* _EXERCISE TASK_
Your task is to repeat the entries word for word while leaving out the pictures.

## begin PROVIDED INFORMATION

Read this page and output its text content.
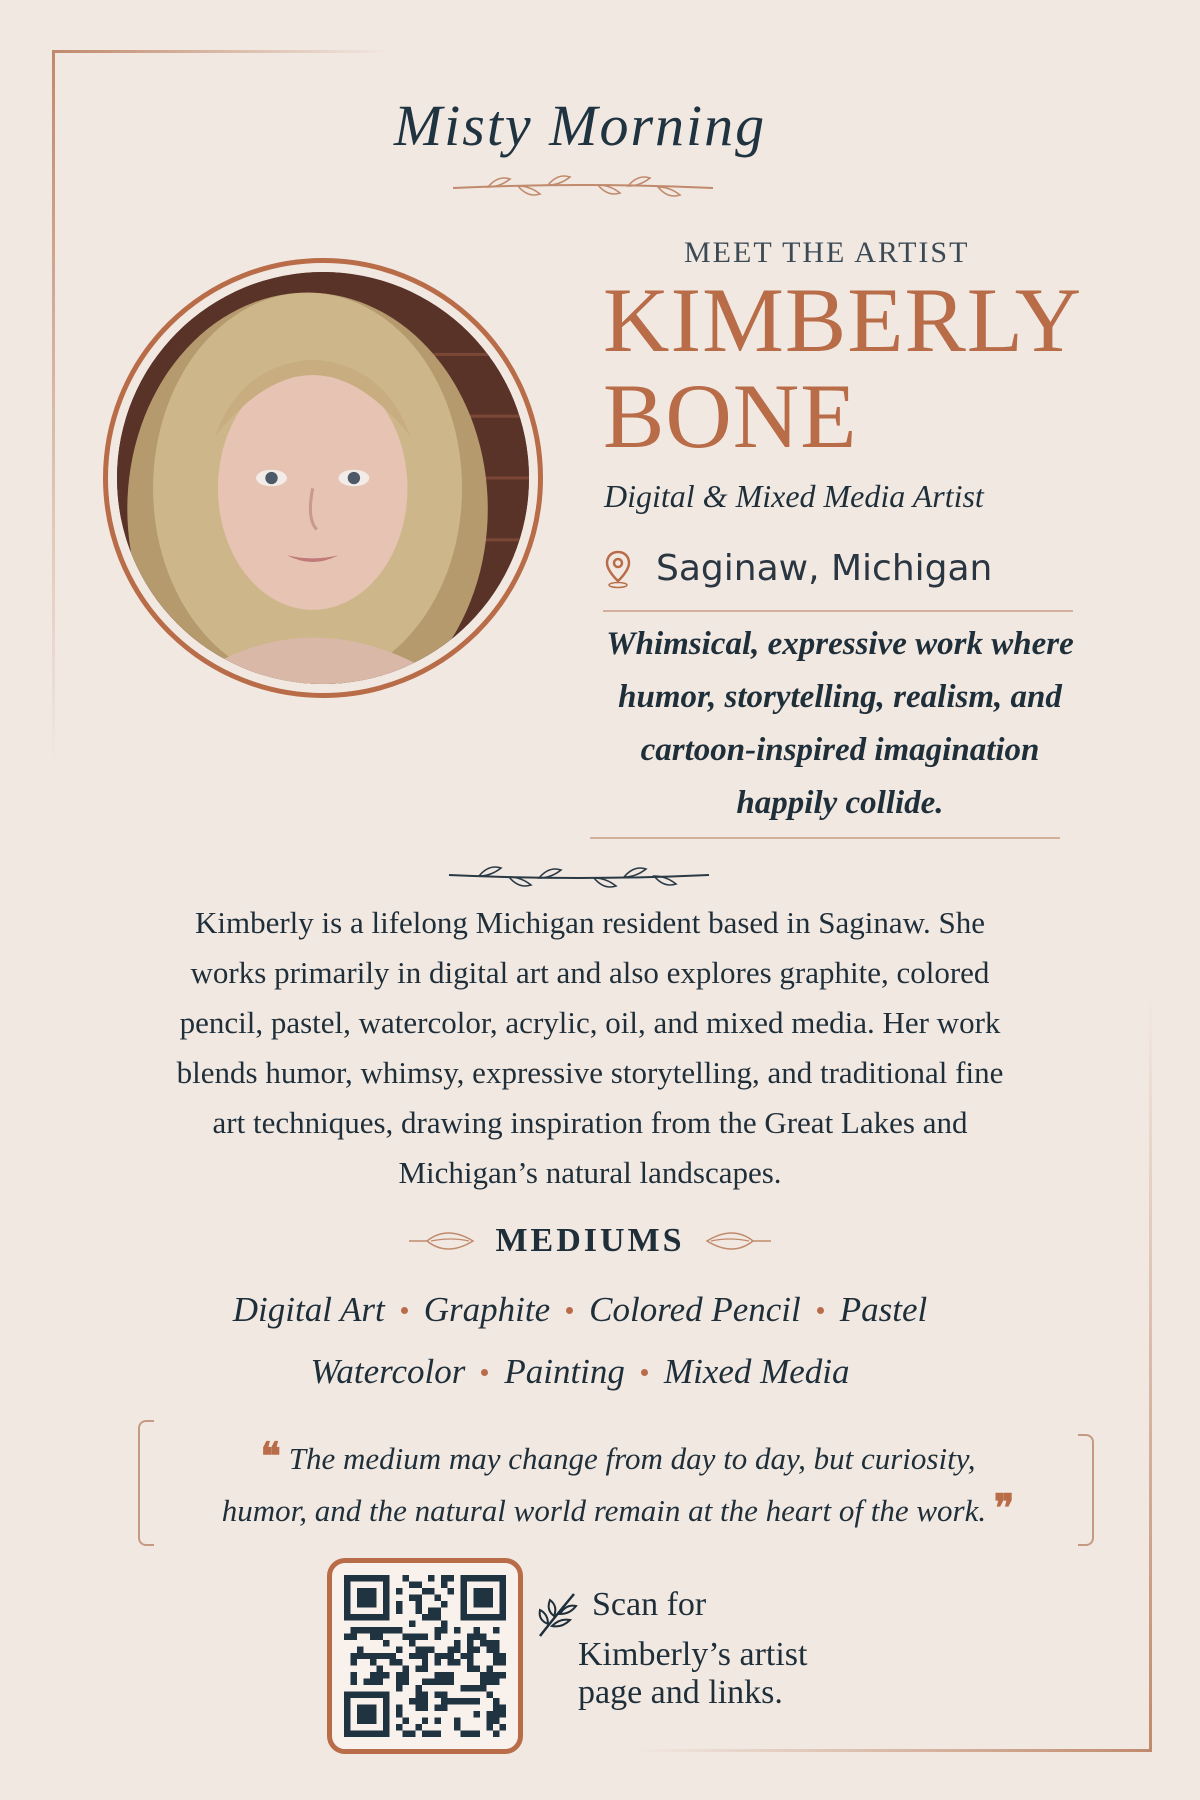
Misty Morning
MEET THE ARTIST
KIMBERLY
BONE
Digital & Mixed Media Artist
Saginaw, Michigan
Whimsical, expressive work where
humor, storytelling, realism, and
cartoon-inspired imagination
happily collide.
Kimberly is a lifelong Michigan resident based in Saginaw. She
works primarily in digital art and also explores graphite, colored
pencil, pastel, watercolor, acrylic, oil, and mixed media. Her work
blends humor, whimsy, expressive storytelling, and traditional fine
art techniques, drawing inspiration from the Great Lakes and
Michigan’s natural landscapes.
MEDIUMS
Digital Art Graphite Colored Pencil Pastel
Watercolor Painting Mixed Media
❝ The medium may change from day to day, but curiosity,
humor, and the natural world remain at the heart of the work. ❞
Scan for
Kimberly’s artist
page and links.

## end PROVIDED INFORMATION

* _RESULT OF THIS TASK_
Read this page and output its text content.
Misty Morning
MEET THE ARTIST
KIMBERLY
BONE
Digital & Mixed Media Artist
Saginaw, Michigan
Whimsical, expressive work where
humor, storytelling, realism, and
cartoon-inspired imagination
happily collide.
Kimberly is a lifelong Michigan resident based in Saginaw. She
works primarily in digital art and also explores graphite, colored
pencil, pastel, watercolor, acrylic, oil, and mixed media. Her work
blends humor, whimsy, expressive storytelling, and traditional fine
art techniques, drawing inspiration from the Great Lakes and
Michigan’s natural landscapes.
MEDIUMS
Digital Art Graphite Colored Pencil Pastel
Watercolor Painting Mixed Media
❝ The medium may change from day to day, but curiosity,
humor, and the natural world remain at the heart of the work. ❞
Scan for
Kimberly’s artist
page and links.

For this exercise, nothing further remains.